[Written exercise] Every record should be written out exactly, with the pictures left out.

── Data to use

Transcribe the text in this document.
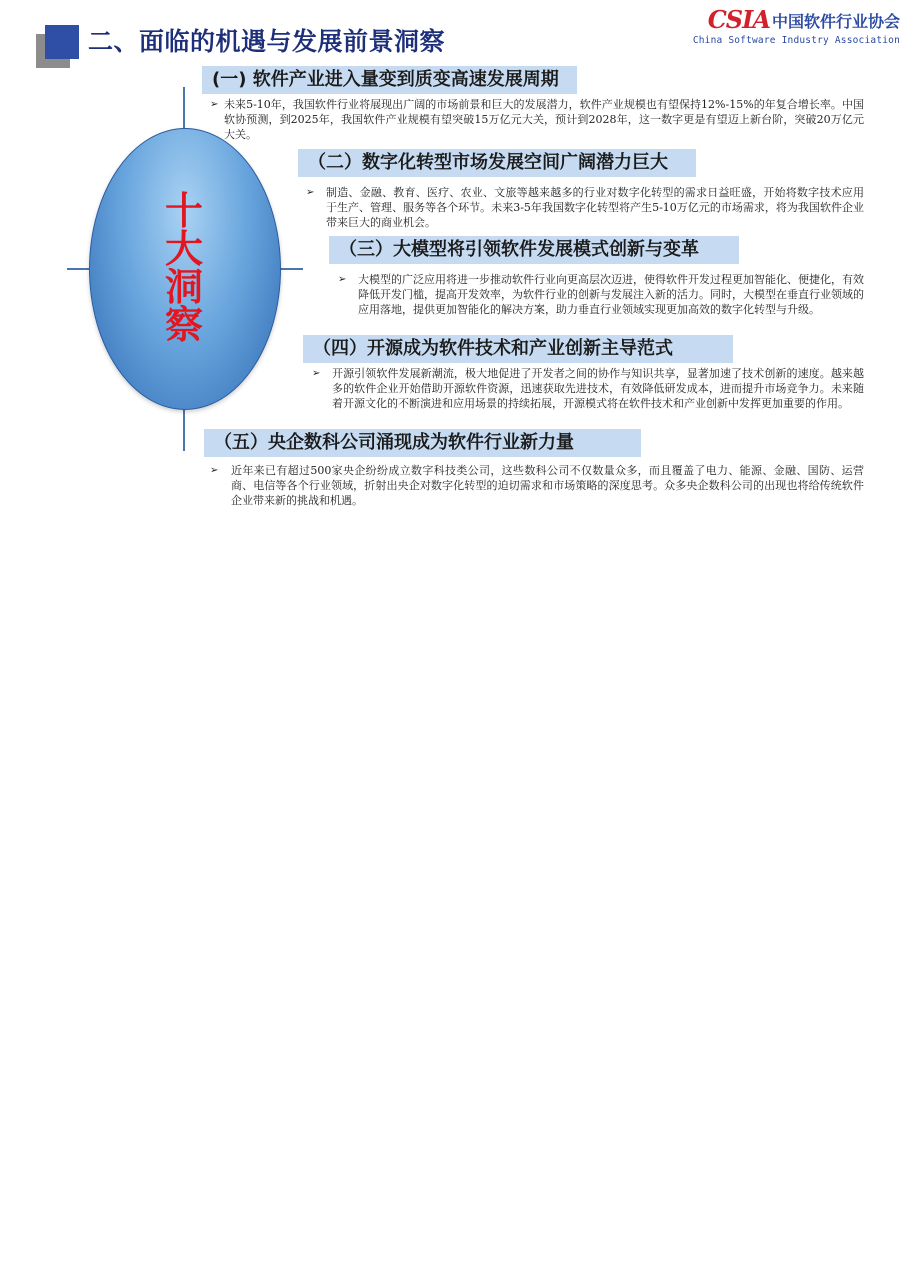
二、面临的机遇与发展前景洞察
CSIA 中国软件行业协会
China Software Industry Association
十大洞察
(一) 软件产业进入量变到质变高速发展周期
➢ 未来5-10年，我国软件行业将展现出广阔的市场前景和巨大的发展潜力，软件产业规模也有望保持12%-15%的年复合增长率。中国软协预测，到2025年，我国软件产业规模有望突破15万亿元大关，预计到2028年，这一数字更是有望迈上新台阶，突破20万亿元大关。
（二）数字化转型市场发展空间广阔潜力巨大
➢ 制造、金融、教育、医疗、农业、文旅等越来越多的行业对数字化转型的需求日益旺盛，开始将数字技术应用于生产、管理、服务等各个环节。未来3-5年我国数字化转型将产生5-10万亿元的市场需求，将为我国软件企业带来巨大的商业机会。
（三）大模型将引领软件发展模式创新与变革
➢ 大模型的广泛应用将进一步推动软件行业向更高层次迈进，使得软件开发过程更加智能化、便捷化，有效降低开发门槛，提高开发效率，为软件行业的创新与发展注入新的活力。同时，大模型在垂直行业领域的应用落地，提供更加智能化的解决方案，助力垂直行业领域实现更加高效的数字化转型与升级。
（四）开源成为软件技术和产业创新主导范式
➢ 开源引领软件发展新潮流，极大地促进了开发者之间的协作与知识共享，显著加速了技术创新的速度。越来越多的软件企业开始借助开源软件资源，迅速获取先进技术，有效降低研发成本，进而提升市场竞争力。未来随着开源文化的不断演进和应用场景的持续拓展，开源模式将在软件技术和产业创新中发挥更加重要的作用。
（五）央企数科公司涌现成为软件行业新力量
➢ 近年来已有超过500家央企纷纷成立数字科技类公司，这些数科公司不仅数量众多，而且覆盖了电力、能源、金融、国防、运营商、电信等各个行业领域，折射出央企对数字化转型的迫切需求和市场策略的深度思考。众多央企数科公司的出现也将给传统软件企业带来新的挑战和机遇。
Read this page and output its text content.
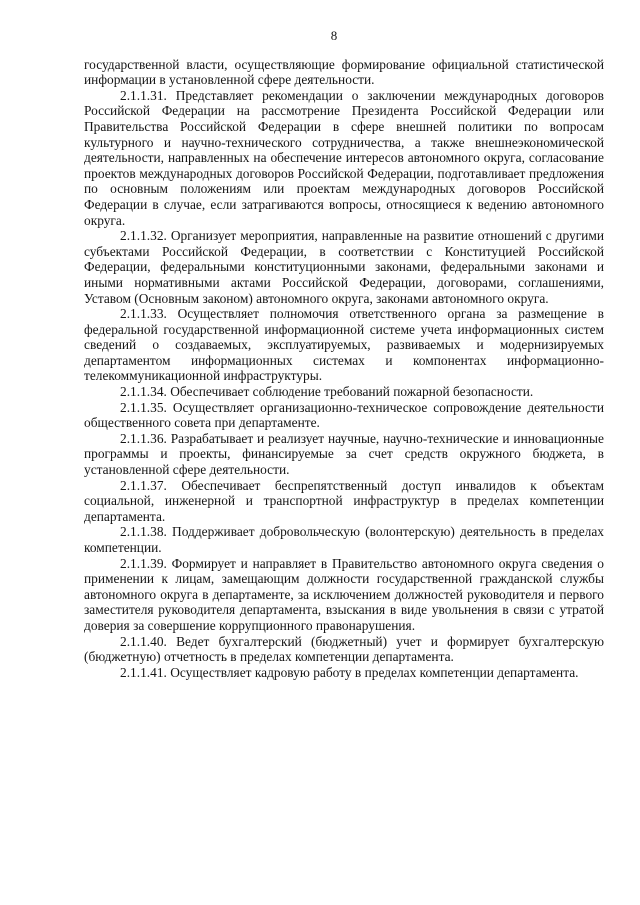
8

государственной власти, осуществляющие формирование официальной статистической информации в установленной сфере деятельности.

2.1.1.31. Представляет рекомендации о заключении международных договоров Российской Федерации на рассмотрение Президента Российской Федерации или Правительства Российской Федерации в сфере внешней политики по вопросам культурного и научно-технического сотрудничества, а также внешнеэкономической деятельности, направленных на обеспечение интересов автономного округа, согласование проектов международных договоров Российской Федерации, подготавливает предложения по основным положениям или проектам международных договоров Российской Федерации в случае, если затрагиваются вопросы, относящиеся к ведению автономного округа.

2.1.1.32. Организует мероприятия, направленные на развитие отношений с другими субъектами Российской Федерации, в соответствии с Конституцией Российской Федерации, федеральными конституционными законами, федеральными законами и иными нормативными актами Российской Федерации, договорами, соглашениями, Уставом (Основным законом) автономного округа, законами автономного округа.

2.1.1.33. Осуществляет полномочия ответственного органа за размещение в федеральной государственной информационной системе учета информационных систем сведений о создаваемых, эксплуатируемых, развиваемых и модернизируемых департаментом информационных системах и компонентах информационно-телекоммуникационной инфраструктуры.

2.1.1.34. Обеспечивает соблюдение требований пожарной безопасности.

2.1.1.35. Осуществляет организационно-техническое сопровождение деятельности общественного совета при департаменте.

2.1.1.36. Разрабатывает и реализует научные, научно-технические и инновационные программы и проекты, финансируемые за счет средств окружного бюджета, в установленной сфере деятельности.

2.1.1.37. Обеспечивает беспрепятственный доступ инвалидов к объектам социальной, инженерной и транспортной инфраструктур в пределах компетенции департамента.

2.1.1.38. Поддерживает добровольческую (волонтерскую) деятельность в пределах компетенции.

2.1.1.39. Формирует и направляет в Правительство автономного округа сведения о применении к лицам, замещающим должности государственной гражданской службы автономного округа в департаменте, за исключением должностей руководителя и первого заместителя руководителя департамента, взыскания в виде увольнения в связи с утратой доверия за совершение коррупционного правонарушения.

2.1.1.40. Ведет бухгалтерский (бюджетный) учет и формирует бухгалтерскую (бюджетную) отчетность в пределах компетенции департамента.

2.1.1.41. Осуществляет кадровую работу в пределах компетенции департамента.
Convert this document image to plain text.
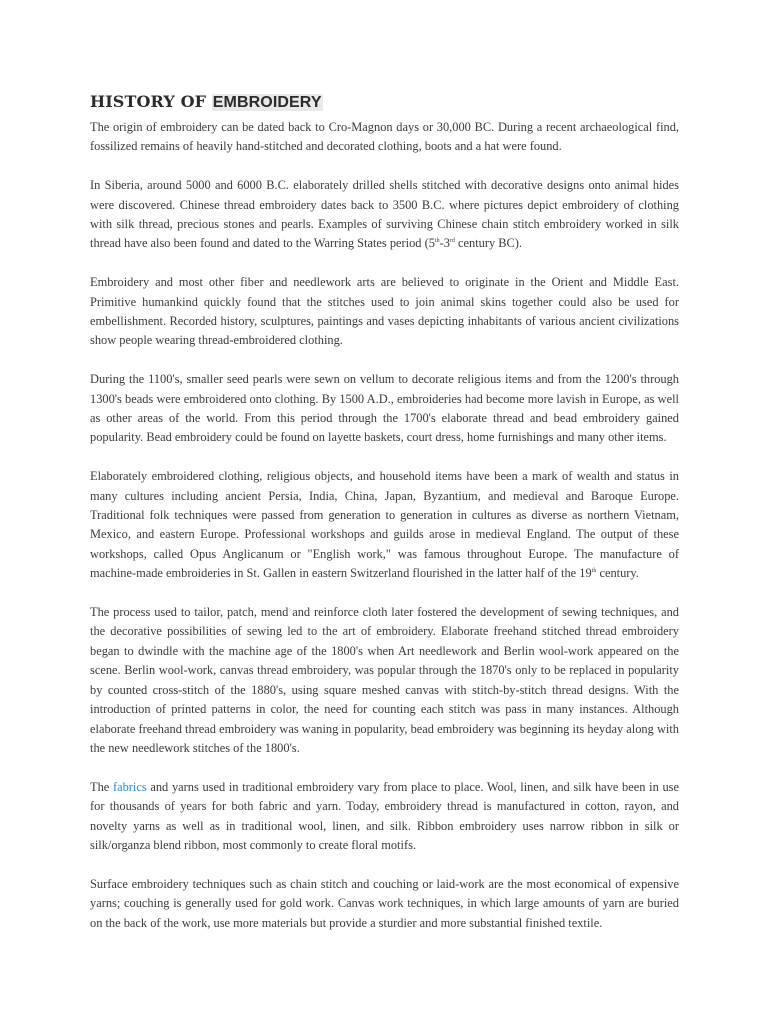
HISTORY OF EMBROIDERY

The origin of embroidery can be dated back to Cro-Magnon days or 30,000 BC. During a recent archaeological find, fossilized remains of heavily hand-stitched and decorated clothing, boots and a hat were found.

In Siberia, around 5000 and 6000 B.C. elaborately drilled shells stitched with decorative designs onto animal hides were discovered. Chinese thread embroidery dates back to 3500 B.C. where pictures depict embroidery of clothing with silk thread, precious stones and pearls. Examples of surviving Chinese chain stitch embroidery worked in silk thread have also been found and dated to the Warring States period (5th-3rd century BC).

Embroidery and most other fiber and needlework arts are believed to originate in the Orient and Middle East. Primitive humankind quickly found that the stitches used to join animal skins together could also be used for embellishment. Recorded history, sculptures, paintings and vases depicting inhabitants of various ancient civilizations show people wearing thread-embroidered clothing.

During the 1100's, smaller seed pearls were sewn on vellum to decorate religious items and from the 1200's through 1300's beads were embroidered onto clothing. By 1500 A.D., embroideries had become more lavish in Europe, as well as other areas of the world. From this period through the 1700's elaborate thread and bead embroidery gained popularity. Bead embroidery could be found on layette baskets, court dress, home furnishings and many other items.

Elaborately embroidered clothing, religious objects, and household items have been a mark of wealth and status in many cultures including ancient Persia, India, China, Japan, Byzantium, and medieval and Baroque Europe. Traditional folk techniques were passed from generation to generation in cultures as diverse as northern Vietnam, Mexico, and eastern Europe. Professional workshops and guilds arose in medieval England. The output of these workshops, called Opus Anglicanum or "English work," was famous throughout Europe. The manufacture of machine-made embroideries in St. Gallen in eastern Switzerland flourished in the latter half of the 19th century.

The process used to tailor, patch, mend and reinforce cloth later fostered the development of sewing techniques, and the decorative possibilities of sewing led to the art of embroidery. Elaborate freehand stitched thread embroidery began to dwindle with the machine age of the 1800's when Art needlework and Berlin wool-work appeared on the scene. Berlin wool-work, canvas thread embroidery, was popular through the 1870's only to be replaced in popularity by counted cross-stitch of the 1880's, using square meshed canvas with stitch-by-stitch thread designs. With the introduction of printed patterns in color, the need for counting each stitch was pass in many instances. Although elaborate freehand thread embroidery was waning in popularity, bead embroidery was beginning its heyday along with the new needlework stitches of the 1800's.

The fabrics and yarns used in traditional embroidery vary from place to place. Wool, linen, and silk have been in use for thousands of years for both fabric and yarn. Today, embroidery thread is manufactured in cotton, rayon, and novelty yarns as well as in traditional wool, linen, and silk. Ribbon embroidery uses narrow ribbon in silk or silk/organza blend ribbon, most commonly to create floral motifs.

Surface embroidery techniques such as chain stitch and couching or laid-work are the most economical of expensive yarns; couching is generally used for gold work. Canvas work techniques, in which large amounts of yarn are buried on the back of the work, use more materials but provide a sturdier and more substantial finished textile.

────

[Answer for the task]
Transcribe the text in this document.
二、面临的机遇与发展前景洞察
CSIA 中国软件行业协会
China Software Industry Association
十大洞察
(一) 软件产业进入量变到质变高速发展周期
➢ 未来5-10年，我国软件行业将展现出广阔的市场前景和巨大的发展潜力，软件产业规模也有望保持12%-15%的年复合增长率。中国软协预测，到2025年，我国软件产业规模有望突破15万亿元大关，预计到2028年，这一数字更是有望迈上新台阶，突破20万亿元大关。
（二）数字化转型市场发展空间广阔潜力巨大
➢ 制造、金融、教育、医疗、农业、文旅等越来越多的行业对数字化转型的需求日益旺盛，开始将数字技术应用于生产、管理、服务等各个环节。未来3-5年我国数字化转型将产生5-10万亿元的市场需求，将为我国软件企业带来巨大的商业机会。
（三）大模型将引领软件发展模式创新与变革
➢ 大模型的广泛应用将进一步推动软件行业向更高层次迈进，使得软件开发过程更加智能化、便捷化，有效降低开发门槛，提高开发效率，为软件行业的创新与发展注入新的活力。同时，大模型在垂直行业领域的应用落地，提供更加智能化的解决方案，助力垂直行业领域实现更加高效的数字化转型与升级。
（四）开源成为软件技术和产业创新主导范式
➢ 开源引领软件发展新潮流，极大地促进了开发者之间的协作与知识共享，显著加速了技术创新的速度。越来越多的软件企业开始借助开源软件资源，迅速获取先进技术，有效降低研发成本，进而提升市场竞争力。未来随着开源文化的不断演进和应用场景的持续拓展，开源模式将在软件技术和产业创新中发挥更加重要的作用。
（五）央企数科公司涌现成为软件行业新力量
➢ 近年来已有超过500家央企纷纷成立数字科技类公司，这些数科公司不仅数量众多，而且覆盖了电力、能源、金融、国防、运营商、电信等各个行业领域，折射出央企对数字化转型的迫切需求和市场策略的深度思考。众多央企数科公司的出现也将给传统软件企业带来新的挑战和机遇。
Read this page and output its text content.
8

государственной власти, осуществляющие формирование официальной статистической информации в установленной сфере деятельности.

2.1.1.31. Представляет рекомендации о заключении международных договоров Российской Федерации на рассмотрение Президента Российской Федерации или Правительства Российской Федерации в сфере внешней политики по вопросам культурного и научно-технического сотрудничества, а также внешнеэкономической деятельности, направленных на обеспечение интересов автономного округа, согласование проектов международных договоров Российской Федерации, подготавливает предложения по основным положениям или проектам международных договоров Российской Федерации в случае, если затрагиваются вопросы, относящиеся к ведению автономного округа.

2.1.1.32. Организует мероприятия, направленные на развитие отношений с другими субъектами Российской Федерации, в соответствии с Конституцией Российской Федерации, федеральными конституционными законами, федеральными законами и иными нормативными актами Российской Федерации, договорами, соглашениями, Уставом (Основным законом) автономного округа, законами автономного округа.

2.1.1.33. Осуществляет полномочия ответственного органа за размещение в федеральной государственной информационной системе учета информационных систем сведений о создаваемых, эксплуатируемых, развиваемых и модернизируемых департаментом информационных системах и компонентах информационно-телекоммуникационной инфраструктуры.

2.1.1.34. Обеспечивает соблюдение требований пожарной безопасности.

2.1.1.35. Осуществляет организационно-техническое сопровождение деятельности общественного совета при департаменте.

2.1.1.36. Разрабатывает и реализует научные, научно-технические и инновационные программы и проекты, финансируемые за счет средств окружного бюджета, в установленной сфере деятельности.

2.1.1.37. Обеспечивает беспрепятственный доступ инвалидов к объектам социальной, инженерной и транспортной инфраструктур в пределах компетенции департамента.

2.1.1.38. Поддерживает добровольческую (волонтерскую) деятельность в пределах компетенции.

2.1.1.39. Формирует и направляет в Правительство автономного округа сведения о применении к лицам, замещающим должности государственной гражданской службы автономного округа в департаменте, за исключением должностей руководителя и первого заместителя руководителя департамента, взыскания в виде увольнения в связи с утратой доверия за совершение коррупционного правонарушения.

2.1.1.40. Ведет бухгалтерский (бюджетный) учет и формирует бухгалтерскую (бюджетную) отчетность в пределах компетенции департамента.

2.1.1.41. Осуществляет кадровую работу в пределах компетенции департамента.
Convert this document image to plain text.
HISTORY OF EMBROIDERY

The origin of embroidery can be dated back to Cro-Magnon days or 30,000 BC. During a recent archaeological find, fossilized remains of heavily hand-stitched and decorated clothing, boots and a hat were found.

In Siberia, around 5000 and 6000 B.C. elaborately drilled shells stitched with decorative designs onto animal hides were discovered. Chinese thread embroidery dates back to 3500 B.C. where pictures depict embroidery of clothing with silk thread, precious stones and pearls. Examples of surviving Chinese chain stitch embroidery worked in silk thread have also been found and dated to the Warring States period (5th-3rd century BC).

Embroidery and most other fiber and needlework arts are believed to originate in the Orient and Middle East. Primitive humankind quickly found that the stitches used to join animal skins together could also be used for embellishment. Recorded history, sculptures, paintings and vases depicting inhabitants of various ancient civilizations show people wearing thread-embroidered clothing.

During the 1100's, smaller seed pearls were sewn on vellum to decorate religious items and from the 1200's through 1300's beads were embroidered onto clothing. By 1500 A.D., embroideries had become more lavish in Europe, as well as other areas of the world. From this period through the 1700's elaborate thread and bead embroidery gained popularity. Bead embroidery could be found on layette baskets, court dress, home furnishings and many other items.

Elaborately embroidered clothing, religious objects, and household items have been a mark of wealth and status in many cultures including ancient Persia, India, China, Japan, Byzantium, and medieval and Baroque Europe. Traditional folk techniques were passed from generation to generation in cultures as diverse as northern Vietnam, Mexico, and eastern Europe. Professional workshops and guilds arose in medieval England. The output of these workshops, called Opus Anglicanum or "English work," was famous throughout Europe. The manufacture of machine-made embroideries in St. Gallen in eastern Switzerland flourished in the latter half of the 19th century.

The process used to tailor, patch, mend and reinforce cloth later fostered the development of sewing techniques, and the decorative possibilities of sewing led to the art of embroidery. Elaborate freehand stitched thread embroidery began to dwindle with the machine age of the 1800's when Art needlework and Berlin wool-work appeared on the scene. Berlin wool-work, canvas thread embroidery, was popular through the 1870's only to be replaced in popularity by counted cross-stitch of the 1880's, using square meshed canvas with stitch-by-stitch thread designs. With the introduction of printed patterns in color, the need for counting each stitch was pass in many instances. Although elaborate freehand thread embroidery was waning in popularity, bead embroidery was beginning its heyday along with the new needlework stitches of the 1800's.

The fabrics and yarns used in traditional embroidery vary from place to place. Wool, linen, and silk have been in use for thousands of years for both fabric and yarn. Today, embroidery thread is manufactured in cotton, rayon, and novelty yarns as well as in traditional wool, linen, and silk. Ribbon embroidery uses narrow ribbon in silk or silk/organza blend ribbon, most commonly to create floral motifs.

Surface embroidery techniques such as chain stitch and couching or laid-work are the most economical of expensive yarns; couching is generally used for gold work. Canvas work techniques, in which large amounts of yarn are buried on the back of the work, use more materials but provide a sturdier and more substantial finished textile.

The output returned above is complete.